▶ PROVIDED RECORDS:
-------
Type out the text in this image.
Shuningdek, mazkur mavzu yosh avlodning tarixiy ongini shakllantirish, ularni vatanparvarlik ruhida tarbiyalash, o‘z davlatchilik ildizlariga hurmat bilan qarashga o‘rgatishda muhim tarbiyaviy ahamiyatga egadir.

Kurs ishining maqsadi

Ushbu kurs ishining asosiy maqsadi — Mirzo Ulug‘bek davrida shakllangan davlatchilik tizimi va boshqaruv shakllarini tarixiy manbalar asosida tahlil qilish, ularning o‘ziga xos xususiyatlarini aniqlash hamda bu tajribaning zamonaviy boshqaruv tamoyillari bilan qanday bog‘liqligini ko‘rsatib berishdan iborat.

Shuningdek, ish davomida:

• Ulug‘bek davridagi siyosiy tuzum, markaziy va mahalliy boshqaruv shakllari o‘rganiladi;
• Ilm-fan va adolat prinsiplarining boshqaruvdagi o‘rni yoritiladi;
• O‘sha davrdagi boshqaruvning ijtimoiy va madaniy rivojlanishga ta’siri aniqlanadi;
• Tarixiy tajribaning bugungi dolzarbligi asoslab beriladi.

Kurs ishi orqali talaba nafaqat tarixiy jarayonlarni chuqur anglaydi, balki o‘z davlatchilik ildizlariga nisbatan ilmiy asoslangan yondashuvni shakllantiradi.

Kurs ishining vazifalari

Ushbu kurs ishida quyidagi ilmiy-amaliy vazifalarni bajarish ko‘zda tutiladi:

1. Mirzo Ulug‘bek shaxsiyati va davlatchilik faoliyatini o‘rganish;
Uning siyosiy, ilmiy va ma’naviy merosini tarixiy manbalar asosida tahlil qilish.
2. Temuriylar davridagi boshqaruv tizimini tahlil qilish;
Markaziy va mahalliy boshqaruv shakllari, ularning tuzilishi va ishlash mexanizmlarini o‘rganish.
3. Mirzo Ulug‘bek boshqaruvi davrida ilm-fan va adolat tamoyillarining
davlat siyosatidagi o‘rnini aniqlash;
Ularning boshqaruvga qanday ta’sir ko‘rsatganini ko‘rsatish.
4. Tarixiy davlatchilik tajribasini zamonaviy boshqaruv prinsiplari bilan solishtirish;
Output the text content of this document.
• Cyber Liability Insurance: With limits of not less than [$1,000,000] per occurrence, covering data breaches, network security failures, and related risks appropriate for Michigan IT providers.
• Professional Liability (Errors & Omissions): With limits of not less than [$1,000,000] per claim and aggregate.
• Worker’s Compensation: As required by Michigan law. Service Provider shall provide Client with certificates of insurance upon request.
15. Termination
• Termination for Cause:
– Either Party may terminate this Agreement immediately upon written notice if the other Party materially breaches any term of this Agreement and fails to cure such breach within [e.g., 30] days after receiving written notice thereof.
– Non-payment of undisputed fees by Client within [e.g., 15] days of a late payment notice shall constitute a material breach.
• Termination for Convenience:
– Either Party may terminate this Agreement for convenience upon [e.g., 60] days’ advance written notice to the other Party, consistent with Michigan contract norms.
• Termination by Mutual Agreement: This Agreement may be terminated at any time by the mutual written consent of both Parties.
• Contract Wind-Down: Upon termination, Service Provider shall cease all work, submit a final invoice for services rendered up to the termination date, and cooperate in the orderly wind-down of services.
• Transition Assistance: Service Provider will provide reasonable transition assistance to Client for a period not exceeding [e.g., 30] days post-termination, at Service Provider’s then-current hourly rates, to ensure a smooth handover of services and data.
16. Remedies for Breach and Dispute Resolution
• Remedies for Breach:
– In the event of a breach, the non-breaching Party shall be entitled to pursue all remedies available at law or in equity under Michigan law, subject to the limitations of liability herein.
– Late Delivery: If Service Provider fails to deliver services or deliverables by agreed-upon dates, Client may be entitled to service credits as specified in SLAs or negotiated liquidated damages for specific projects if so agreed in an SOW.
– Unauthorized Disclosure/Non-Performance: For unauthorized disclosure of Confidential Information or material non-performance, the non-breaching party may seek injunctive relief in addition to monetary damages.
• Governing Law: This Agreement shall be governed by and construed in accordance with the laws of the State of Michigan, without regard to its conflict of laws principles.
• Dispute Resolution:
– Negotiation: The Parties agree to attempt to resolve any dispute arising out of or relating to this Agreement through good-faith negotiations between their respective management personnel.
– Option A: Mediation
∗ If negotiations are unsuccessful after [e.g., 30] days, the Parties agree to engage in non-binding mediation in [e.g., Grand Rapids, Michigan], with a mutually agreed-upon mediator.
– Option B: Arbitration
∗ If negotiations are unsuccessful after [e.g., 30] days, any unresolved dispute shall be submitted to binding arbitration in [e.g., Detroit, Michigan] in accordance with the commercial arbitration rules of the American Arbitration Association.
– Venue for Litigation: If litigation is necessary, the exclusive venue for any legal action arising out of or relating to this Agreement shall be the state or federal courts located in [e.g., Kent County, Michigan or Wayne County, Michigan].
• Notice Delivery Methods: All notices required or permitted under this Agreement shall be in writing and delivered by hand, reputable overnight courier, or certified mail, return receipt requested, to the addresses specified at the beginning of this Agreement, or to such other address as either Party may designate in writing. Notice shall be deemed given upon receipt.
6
-------
▶ INSTRUCTIONS TO FOLLOW: Please set down the whole listing above without altering a single line.

▶ ANSWER TO THE TASK:
Type out the text in this image.
Shuningdek, mazkur mavzu yosh avlodning tarixiy ongini shakllantirish, ularni vatanparvarlik ruhida tarbiyalash, o‘z davlatchilik ildizlariga hurmat bilan qarashga o‘rgatishda muhim tarbiyaviy ahamiyatga egadir.

Kurs ishining maqsadi

Ushbu kurs ishining asosiy maqsadi — Mirzo Ulug‘bek davrida shakllangan davlatchilik tizimi va boshqaruv shakllarini tarixiy manbalar asosida tahlil qilish, ularning o‘ziga xos xususiyatlarini aniqlash hamda bu tajribaning zamonaviy boshqaruv tamoyillari bilan qanday bog‘liqligini ko‘rsatib berishdan iborat.

Shuningdek, ish davomida:

• Ulug‘bek davridagi siyosiy tuzum, markaziy va mahalliy boshqaruv shakllari o‘rganiladi;
• Ilm-fan va adolat prinsiplarining boshqaruvdagi o‘rni yoritiladi;
• O‘sha davrdagi boshqaruvning ijtimoiy va madaniy rivojlanishga ta’siri aniqlanadi;
• Tarixiy tajribaning bugungi dolzarbligi asoslab beriladi.

Kurs ishi orqali talaba nafaqat tarixiy jarayonlarni chuqur anglaydi, balki o‘z davlatchilik ildizlariga nisbatan ilmiy asoslangan yondashuvni shakllantiradi.

Kurs ishining vazifalari

Ushbu kurs ishida quyidagi ilmiy-amaliy vazifalarni bajarish ko‘zda tutiladi:

1. Mirzo Ulug‘bek shaxsiyati va davlatchilik faoliyatini o‘rganish;
Uning siyosiy, ilmiy va ma’naviy merosini tarixiy manbalar asosida tahlil qilish.
2. Temuriylar davridagi boshqaruv tizimini tahlil qilish;
Markaziy va mahalliy boshqaruv shakllari, ularning tuzilishi va ishlash mexanizmlarini o‘rganish.
3. Mirzo Ulug‘bek boshqaruvi davrida ilm-fan va adolat tamoyillarining
davlat siyosatidagi o‘rnini aniqlash;
Ularning boshqaruvga qanday ta’sir ko‘rsatganini ko‘rsatish.
4. Tarixiy davlatchilik tajribasini zamonaviy boshqaruv prinsiplari bilan solishtirish;
Output the text content of this document.
• Cyber Liability Insurance: With limits of not less than [$1,000,000] per occurrence, covering data breaches, network security failures, and related risks appropriate for Michigan IT providers.
• Professional Liability (Errors & Omissions): With limits of not less than [$1,000,000] per claim and aggregate.
• Worker’s Compensation: As required by Michigan law. Service Provider shall provide Client with certificates of insurance upon request.
15. Termination
• Termination for Cause:
– Either Party may terminate this Agreement immediately upon written notice if the other Party materially breaches any term of this Agreement and fails to cure such breach within [e.g., 30] days after receiving written notice thereof.
– Non-payment of undisputed fees by Client within [e.g., 15] days of a late payment notice shall constitute a material breach.
• Termination for Convenience:
– Either Party may terminate this Agreement for convenience upon [e.g., 60] days’ advance written notice to the other Party, consistent with Michigan contract norms.
• Termination by Mutual Agreement: This Agreement may be terminated at any time by the mutual written consent of both Parties.
• Contract Wind-Down: Upon termination, Service Provider shall cease all work, submit a final invoice for services rendered up to the termination date, and cooperate in the orderly wind-down of services.
• Transition Assistance: Service Provider will provide reasonable transition assistance to Client for a period not exceeding [e.g., 30] days post-termination, at Service Provider’s then-current hourly rates, to ensure a smooth handover of services and data.
16. Remedies for Breach and Dispute Resolution
• Remedies for Breach:
– In the event of a breach, the non-breaching Party shall be entitled to pursue all remedies available at law or in equity under Michigan law, subject to the limitations of liability herein.
– Late Delivery: If Service Provider fails to deliver services or deliverables by agreed-upon dates, Client may be entitled to service credits as specified in SLAs or negotiated liquidated damages for specific projects if so agreed in an SOW.
– Unauthorized Disclosure/Non-Performance: For unauthorized disclosure of Confidential Information or material non-performance, the non-breaching party may seek injunctive relief in addition to monetary damages.
• Governing Law: This Agreement shall be governed by and construed in accordance with the laws of the State of Michigan, without regard to its conflict of laws principles.
• Dispute Resolution:
– Negotiation: The Parties agree to attempt to resolve any dispute arising out of or relating to this Agreement through good-faith negotiations between their respective management personnel.
– Option A: Mediation
∗ If negotiations are unsuccessful after [e.g., 30] days, the Parties agree to engage in non-binding mediation in [e.g., Grand Rapids, Michigan], with a mutually agreed-upon mediator.
– Option B: Arbitration
∗ If negotiations are unsuccessful after [e.g., 30] days, any unresolved dispute shall be submitted to binding arbitration in [e.g., Detroit, Michigan] in accordance with the commercial arbitration rules of the American Arbitration Association.
– Venue for Litigation: If litigation is necessary, the exclusive venue for any legal action arising out of or relating to this Agreement shall be the state or federal courts located in [e.g., Kent County, Michigan or Wayne County, Michigan].
• Notice Delivery Methods: All notices required or permitted under this Agreement shall be in writing and delivered by hand, reputable overnight courier, or certified mail, return receipt requested, to the addresses specified at the beginning of this Agreement, or to such other address as either Party may designate in writing. Notice shall be deemed given upon receipt.
6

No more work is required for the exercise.